(Dataset excerpts)
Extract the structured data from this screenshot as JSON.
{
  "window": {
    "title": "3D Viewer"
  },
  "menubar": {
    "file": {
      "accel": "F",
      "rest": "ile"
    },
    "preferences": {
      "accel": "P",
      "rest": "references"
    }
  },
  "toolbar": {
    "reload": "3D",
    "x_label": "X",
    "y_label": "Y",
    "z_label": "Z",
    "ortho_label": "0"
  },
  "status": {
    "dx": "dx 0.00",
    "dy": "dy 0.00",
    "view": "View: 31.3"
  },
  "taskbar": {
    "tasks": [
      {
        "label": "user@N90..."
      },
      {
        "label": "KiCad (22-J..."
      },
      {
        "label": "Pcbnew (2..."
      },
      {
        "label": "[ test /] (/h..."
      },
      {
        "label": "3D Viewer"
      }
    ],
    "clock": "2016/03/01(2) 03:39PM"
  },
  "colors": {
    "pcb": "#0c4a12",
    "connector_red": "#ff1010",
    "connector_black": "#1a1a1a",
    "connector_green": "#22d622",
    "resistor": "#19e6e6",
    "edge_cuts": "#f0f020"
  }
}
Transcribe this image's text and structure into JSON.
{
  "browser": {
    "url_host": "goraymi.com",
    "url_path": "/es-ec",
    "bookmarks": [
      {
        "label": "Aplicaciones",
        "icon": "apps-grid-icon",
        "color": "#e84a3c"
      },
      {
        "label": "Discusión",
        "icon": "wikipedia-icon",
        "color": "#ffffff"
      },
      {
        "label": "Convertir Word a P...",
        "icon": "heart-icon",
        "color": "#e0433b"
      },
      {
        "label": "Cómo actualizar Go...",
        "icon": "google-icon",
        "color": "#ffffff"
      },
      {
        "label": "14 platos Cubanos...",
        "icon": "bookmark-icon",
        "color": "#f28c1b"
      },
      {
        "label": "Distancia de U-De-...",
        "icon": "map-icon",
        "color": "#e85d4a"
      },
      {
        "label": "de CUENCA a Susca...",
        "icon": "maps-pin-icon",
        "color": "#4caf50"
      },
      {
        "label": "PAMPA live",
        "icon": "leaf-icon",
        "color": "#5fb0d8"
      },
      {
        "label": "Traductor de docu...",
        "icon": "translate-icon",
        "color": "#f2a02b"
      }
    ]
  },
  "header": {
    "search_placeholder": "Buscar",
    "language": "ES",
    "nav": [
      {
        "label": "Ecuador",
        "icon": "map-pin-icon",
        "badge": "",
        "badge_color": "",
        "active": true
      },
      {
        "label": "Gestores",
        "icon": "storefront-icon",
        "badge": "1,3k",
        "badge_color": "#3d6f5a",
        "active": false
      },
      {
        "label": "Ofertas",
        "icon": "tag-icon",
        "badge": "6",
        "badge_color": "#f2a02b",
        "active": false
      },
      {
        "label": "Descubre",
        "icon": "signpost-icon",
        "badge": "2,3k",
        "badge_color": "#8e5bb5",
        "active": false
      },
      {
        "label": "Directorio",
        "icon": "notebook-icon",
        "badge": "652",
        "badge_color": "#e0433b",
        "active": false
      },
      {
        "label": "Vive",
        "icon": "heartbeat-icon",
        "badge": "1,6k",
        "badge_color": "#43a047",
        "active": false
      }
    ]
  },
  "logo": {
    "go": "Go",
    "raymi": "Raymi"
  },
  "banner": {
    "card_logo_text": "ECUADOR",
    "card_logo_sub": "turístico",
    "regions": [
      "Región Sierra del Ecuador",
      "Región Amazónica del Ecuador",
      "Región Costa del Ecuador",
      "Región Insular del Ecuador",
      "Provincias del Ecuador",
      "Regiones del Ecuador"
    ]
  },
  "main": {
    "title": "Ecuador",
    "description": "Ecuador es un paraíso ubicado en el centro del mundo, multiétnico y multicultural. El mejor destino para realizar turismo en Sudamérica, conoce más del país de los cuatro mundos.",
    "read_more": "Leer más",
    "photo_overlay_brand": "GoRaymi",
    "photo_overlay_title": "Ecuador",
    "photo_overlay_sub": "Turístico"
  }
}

(EXERCISE GOAL) Write out all records exactly, keeping every detail.

(RESPONSE TO THE TASK)
Extract the structured data from this screenshot as JSON.
{
  "window": {
    "title": "3D Viewer"
  },
  "menubar": {
    "file": {
      "accel": "F",
      "rest": "ile"
    },
    "preferences": {
      "accel": "P",
      "rest": "references"
    }
  },
  "toolbar": {
    "reload": "3D",
    "x_label": "X",
    "y_label": "Y",
    "z_label": "Z",
    "ortho_label": "0"
  },
  "status": {
    "dx": "dx 0.00",
    "dy": "dy 0.00",
    "view": "View: 31.3"
  },
  "taskbar": {
    "tasks": [
      {
        "label": "user@N90..."
      },
      {
        "label": "KiCad (22-J..."
      },
      {
        "label": "Pcbnew (2..."
      },
      {
        "label": "[ test /] (/h..."
      },
      {
        "label": "3D Viewer"
      }
    ],
    "clock": "2016/03/01(2) 03:39PM"
  },
  "colors": {
    "pcb": "#0c4a12",
    "connector_red": "#ff1010",
    "connector_black": "#1a1a1a",
    "connector_green": "#22d622",
    "resistor": "#19e6e6",
    "edge_cuts": "#f0f020"
  }
}
Transcribe this image's text and structure into JSON.
{
  "browser": {
    "url_host": "goraymi.com",
    "url_path": "/es-ec",
    "bookmarks": [
      {
        "label": "Aplicaciones",
        "icon": "apps-grid-icon",
        "color": "#e84a3c"
      },
      {
        "label": "Discusión",
        "icon": "wikipedia-icon",
        "color": "#ffffff"
      },
      {
        "label": "Convertir Word a P...",
        "icon": "heart-icon",
        "color": "#e0433b"
      },
      {
        "label": "Cómo actualizar Go...",
        "icon": "google-icon",
        "color": "#ffffff"
      },
      {
        "label": "14 platos Cubanos...",
        "icon": "bookmark-icon",
        "color": "#f28c1b"
      },
      {
        "label": "Distancia de U-De-...",
        "icon": "map-icon",
        "color": "#e85d4a"
      },
      {
        "label": "de CUENCA a Susca...",
        "icon": "maps-pin-icon",
        "color": "#4caf50"
      },
      {
        "label": "PAMPA live",
        "icon": "leaf-icon",
        "color": "#5fb0d8"
      },
      {
        "label": "Traductor de docu...",
        "icon": "translate-icon",
        "color": "#f2a02b"
      }
    ]
  },
  "header": {
    "search_placeholder": "Buscar",
    "language": "ES",
    "nav": [
      {
        "label": "Ecuador",
        "icon": "map-pin-icon",
        "badge": "",
        "badge_color": "",
        "active": true
      },
      {
        "label": "Gestores",
        "icon": "storefront-icon",
        "badge": "1,3k",
        "badge_color": "#3d6f5a",
        "active": false
      },
      {
        "label": "Ofertas",
        "icon": "tag-icon",
        "badge": "6",
        "badge_color": "#f2a02b",
        "active": false
      },
      {
        "label": "Descubre",
        "icon": "signpost-icon",
        "badge": "2,3k",
        "badge_color": "#8e5bb5",
        "active": false
      },
      {
        "label": "Directorio",
        "icon": "notebook-icon",
        "badge": "652",
        "badge_color": "#e0433b",
        "active": false
      },
      {
        "label": "Vive",
        "icon": "heartbeat-icon",
        "badge": "1,6k",
        "badge_color": "#43a047",
        "active": false
      }
    ]
  },
  "logo": {
    "go": "Go",
    "raymi": "Raymi"
  },
  "banner": {
    "card_logo_text": "ECUADOR",
    "card_logo_sub": "turístico",
    "regions": [
      "Región Sierra del Ecuador",
      "Región Amazónica del Ecuador",
      "Región Costa del Ecuador",
      "Región Insular del Ecuador",
      "Provincias del Ecuador",
      "Regiones del Ecuador"
    ]
  },
  "main": {
    "title": "Ecuador",
    "description": "Ecuador es un paraíso ubicado en el centro del mundo, multiétnico y multicultural. El mejor destino para realizar turismo en Sudamérica, conoce más del país de los cuatro mundos.",
    "read_more": "Leer más",
    "photo_overlay_brand": "GoRaymi",
    "photo_overlay_title": "Ecuador",
    "photo_overlay_sub": "Turístico"
  }
}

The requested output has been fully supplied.